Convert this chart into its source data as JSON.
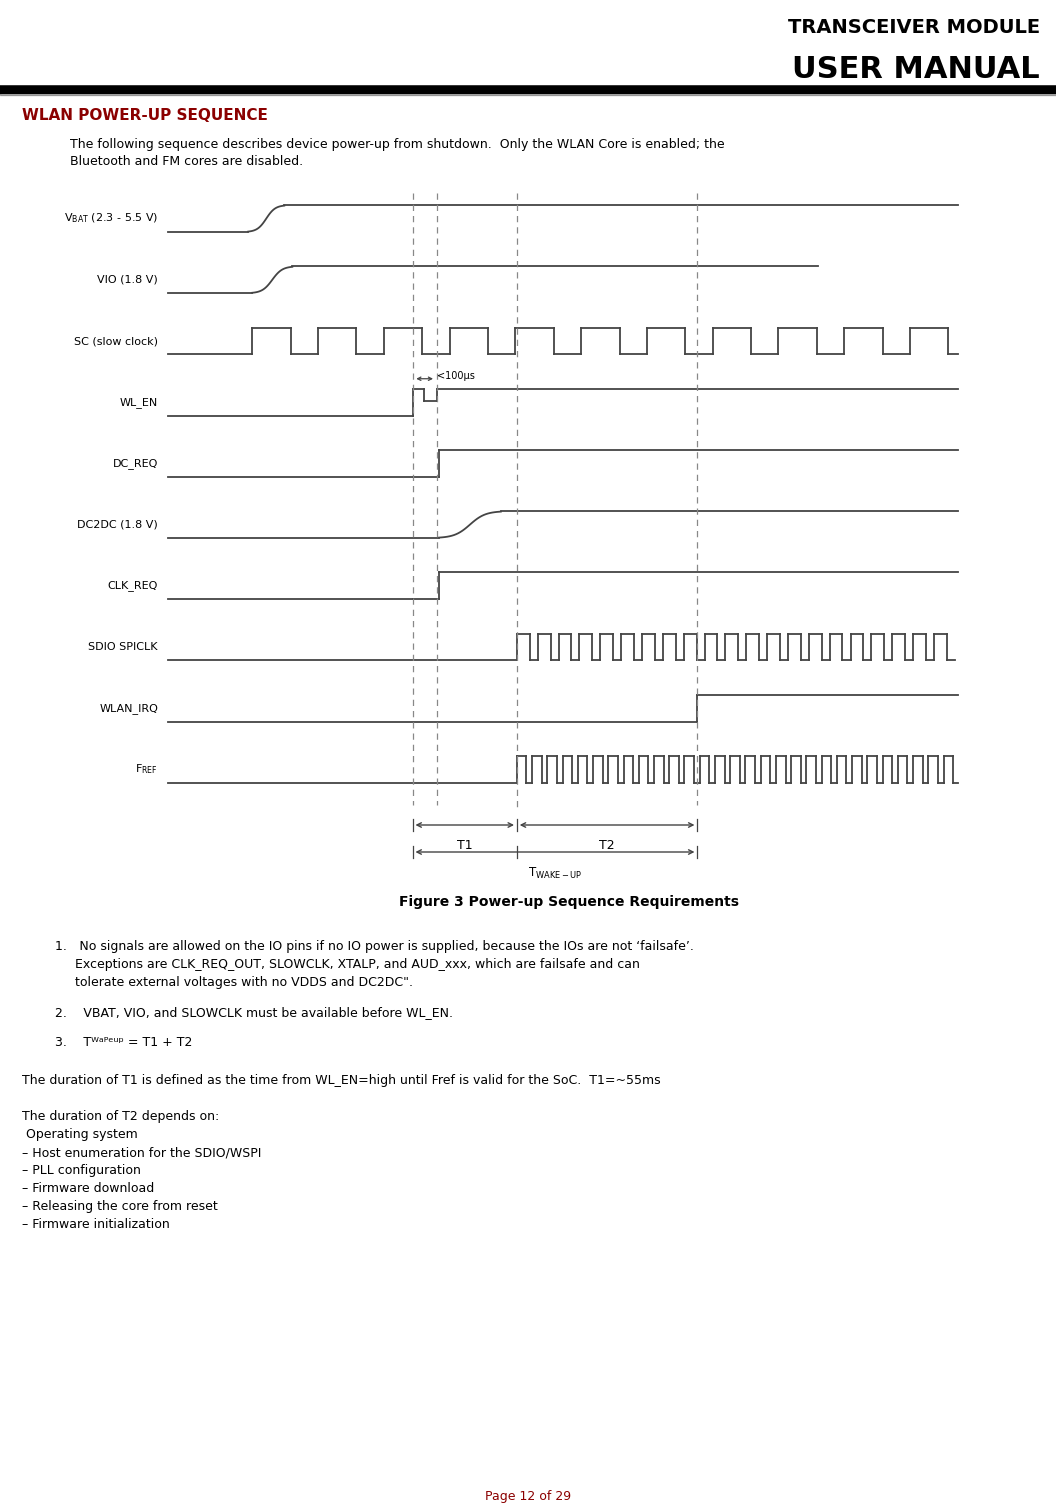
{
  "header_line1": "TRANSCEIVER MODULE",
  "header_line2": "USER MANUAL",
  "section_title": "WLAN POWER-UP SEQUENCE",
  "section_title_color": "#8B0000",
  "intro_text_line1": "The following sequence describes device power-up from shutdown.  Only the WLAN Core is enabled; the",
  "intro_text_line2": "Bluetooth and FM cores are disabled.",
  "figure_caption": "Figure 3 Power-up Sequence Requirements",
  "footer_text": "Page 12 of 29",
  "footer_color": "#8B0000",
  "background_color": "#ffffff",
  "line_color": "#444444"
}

### DIRECTION:
Collect the lines of the data that carry the word "WLAN".

### ANSWER FOR THIS EXERCISE:
  "section_title": "WLAN POWER-UP SEQUENCE",
  "intro_text_line1": "The following sequence describes device power-up from shutdown.  Only the WLAN Core is enabled; the",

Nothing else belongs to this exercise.